PROBLEM
Find the word "days" in the listing; pull out each line holding it.

GIVEN RECORDS
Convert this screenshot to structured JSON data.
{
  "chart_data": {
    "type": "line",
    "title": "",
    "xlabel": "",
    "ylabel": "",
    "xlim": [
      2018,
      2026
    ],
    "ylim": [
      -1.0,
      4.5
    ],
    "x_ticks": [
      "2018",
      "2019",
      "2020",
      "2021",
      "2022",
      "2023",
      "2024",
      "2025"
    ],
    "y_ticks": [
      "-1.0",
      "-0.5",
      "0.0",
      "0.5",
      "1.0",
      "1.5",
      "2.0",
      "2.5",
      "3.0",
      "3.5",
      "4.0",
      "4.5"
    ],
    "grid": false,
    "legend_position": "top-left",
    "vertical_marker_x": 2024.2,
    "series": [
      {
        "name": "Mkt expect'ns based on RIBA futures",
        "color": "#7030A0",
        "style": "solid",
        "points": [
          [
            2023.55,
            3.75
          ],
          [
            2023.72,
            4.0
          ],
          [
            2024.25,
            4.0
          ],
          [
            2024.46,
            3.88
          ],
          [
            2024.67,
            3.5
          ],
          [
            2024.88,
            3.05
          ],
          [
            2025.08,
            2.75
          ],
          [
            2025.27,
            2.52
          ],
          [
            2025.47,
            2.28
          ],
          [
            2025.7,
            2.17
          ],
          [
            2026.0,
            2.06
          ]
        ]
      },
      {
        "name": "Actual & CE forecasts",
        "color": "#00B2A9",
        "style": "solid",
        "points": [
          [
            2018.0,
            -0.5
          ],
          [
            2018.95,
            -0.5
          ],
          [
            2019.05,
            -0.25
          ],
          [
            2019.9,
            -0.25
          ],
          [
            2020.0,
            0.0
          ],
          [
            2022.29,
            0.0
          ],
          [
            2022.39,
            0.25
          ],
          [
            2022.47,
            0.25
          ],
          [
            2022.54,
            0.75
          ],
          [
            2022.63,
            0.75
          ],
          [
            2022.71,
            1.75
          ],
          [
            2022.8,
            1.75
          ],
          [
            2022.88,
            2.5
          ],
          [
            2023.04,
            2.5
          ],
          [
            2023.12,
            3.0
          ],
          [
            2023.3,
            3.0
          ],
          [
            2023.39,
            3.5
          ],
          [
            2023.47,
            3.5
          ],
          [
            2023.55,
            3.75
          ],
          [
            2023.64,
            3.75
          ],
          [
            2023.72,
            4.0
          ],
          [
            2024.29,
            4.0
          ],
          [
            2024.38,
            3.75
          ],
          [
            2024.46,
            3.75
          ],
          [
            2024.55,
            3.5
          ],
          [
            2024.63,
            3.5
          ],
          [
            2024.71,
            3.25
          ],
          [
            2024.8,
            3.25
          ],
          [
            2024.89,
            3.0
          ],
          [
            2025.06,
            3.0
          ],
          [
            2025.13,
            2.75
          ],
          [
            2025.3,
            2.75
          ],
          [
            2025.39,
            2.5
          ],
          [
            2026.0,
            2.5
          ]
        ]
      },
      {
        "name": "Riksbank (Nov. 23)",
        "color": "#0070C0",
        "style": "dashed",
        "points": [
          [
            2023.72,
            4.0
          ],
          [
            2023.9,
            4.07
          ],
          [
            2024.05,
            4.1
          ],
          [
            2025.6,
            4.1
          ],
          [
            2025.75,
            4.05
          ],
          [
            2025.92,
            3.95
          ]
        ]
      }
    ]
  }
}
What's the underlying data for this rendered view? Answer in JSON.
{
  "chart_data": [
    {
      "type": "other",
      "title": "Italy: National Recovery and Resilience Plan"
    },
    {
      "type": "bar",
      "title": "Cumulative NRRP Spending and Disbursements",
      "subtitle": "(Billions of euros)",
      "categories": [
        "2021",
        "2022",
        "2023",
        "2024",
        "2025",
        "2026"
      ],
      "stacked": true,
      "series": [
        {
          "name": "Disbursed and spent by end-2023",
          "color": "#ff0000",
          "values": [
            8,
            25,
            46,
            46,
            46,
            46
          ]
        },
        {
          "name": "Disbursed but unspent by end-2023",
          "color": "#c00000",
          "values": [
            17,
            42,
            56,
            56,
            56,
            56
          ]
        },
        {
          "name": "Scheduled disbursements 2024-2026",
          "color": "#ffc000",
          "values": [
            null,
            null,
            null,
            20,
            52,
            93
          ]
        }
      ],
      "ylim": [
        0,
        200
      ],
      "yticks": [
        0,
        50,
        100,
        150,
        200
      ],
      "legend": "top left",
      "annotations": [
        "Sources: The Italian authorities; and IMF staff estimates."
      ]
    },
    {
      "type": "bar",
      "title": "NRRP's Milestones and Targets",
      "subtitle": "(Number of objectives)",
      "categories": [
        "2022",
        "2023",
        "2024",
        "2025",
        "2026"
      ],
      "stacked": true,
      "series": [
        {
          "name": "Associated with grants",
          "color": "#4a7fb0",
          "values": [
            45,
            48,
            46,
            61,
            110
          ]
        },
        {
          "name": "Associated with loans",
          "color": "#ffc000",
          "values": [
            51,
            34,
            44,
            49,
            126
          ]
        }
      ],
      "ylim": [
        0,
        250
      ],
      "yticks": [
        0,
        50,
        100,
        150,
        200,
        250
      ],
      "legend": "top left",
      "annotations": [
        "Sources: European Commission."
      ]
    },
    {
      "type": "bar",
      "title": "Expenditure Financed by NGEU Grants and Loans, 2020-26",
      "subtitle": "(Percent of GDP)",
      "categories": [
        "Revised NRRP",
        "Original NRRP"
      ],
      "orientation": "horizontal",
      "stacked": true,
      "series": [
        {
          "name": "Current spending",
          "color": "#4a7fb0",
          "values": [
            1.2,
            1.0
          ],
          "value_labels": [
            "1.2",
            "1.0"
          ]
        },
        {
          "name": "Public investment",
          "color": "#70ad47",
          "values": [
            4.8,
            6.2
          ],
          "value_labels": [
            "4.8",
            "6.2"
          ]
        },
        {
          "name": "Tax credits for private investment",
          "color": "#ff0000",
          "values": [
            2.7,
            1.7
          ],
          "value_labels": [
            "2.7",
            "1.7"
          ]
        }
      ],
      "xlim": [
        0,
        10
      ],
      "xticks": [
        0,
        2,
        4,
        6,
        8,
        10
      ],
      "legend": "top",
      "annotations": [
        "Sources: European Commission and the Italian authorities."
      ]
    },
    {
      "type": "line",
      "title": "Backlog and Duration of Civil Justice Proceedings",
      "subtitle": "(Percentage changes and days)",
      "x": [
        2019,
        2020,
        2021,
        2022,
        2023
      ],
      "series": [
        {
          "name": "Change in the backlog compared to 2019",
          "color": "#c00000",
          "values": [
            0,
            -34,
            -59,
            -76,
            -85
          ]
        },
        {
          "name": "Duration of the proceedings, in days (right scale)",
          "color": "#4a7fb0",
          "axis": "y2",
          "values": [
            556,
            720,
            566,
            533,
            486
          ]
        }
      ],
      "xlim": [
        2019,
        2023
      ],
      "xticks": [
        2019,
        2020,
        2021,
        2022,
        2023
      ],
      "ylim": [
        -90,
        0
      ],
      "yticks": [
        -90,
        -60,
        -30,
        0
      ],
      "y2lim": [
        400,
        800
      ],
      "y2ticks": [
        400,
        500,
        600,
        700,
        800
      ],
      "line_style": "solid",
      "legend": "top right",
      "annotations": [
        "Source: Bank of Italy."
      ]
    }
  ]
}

ANSWER TO THIS EXERCISE
      "subtitle": "(Percentage changes and days)",
          "name": "Duration of the proceedings, in days (right scale)",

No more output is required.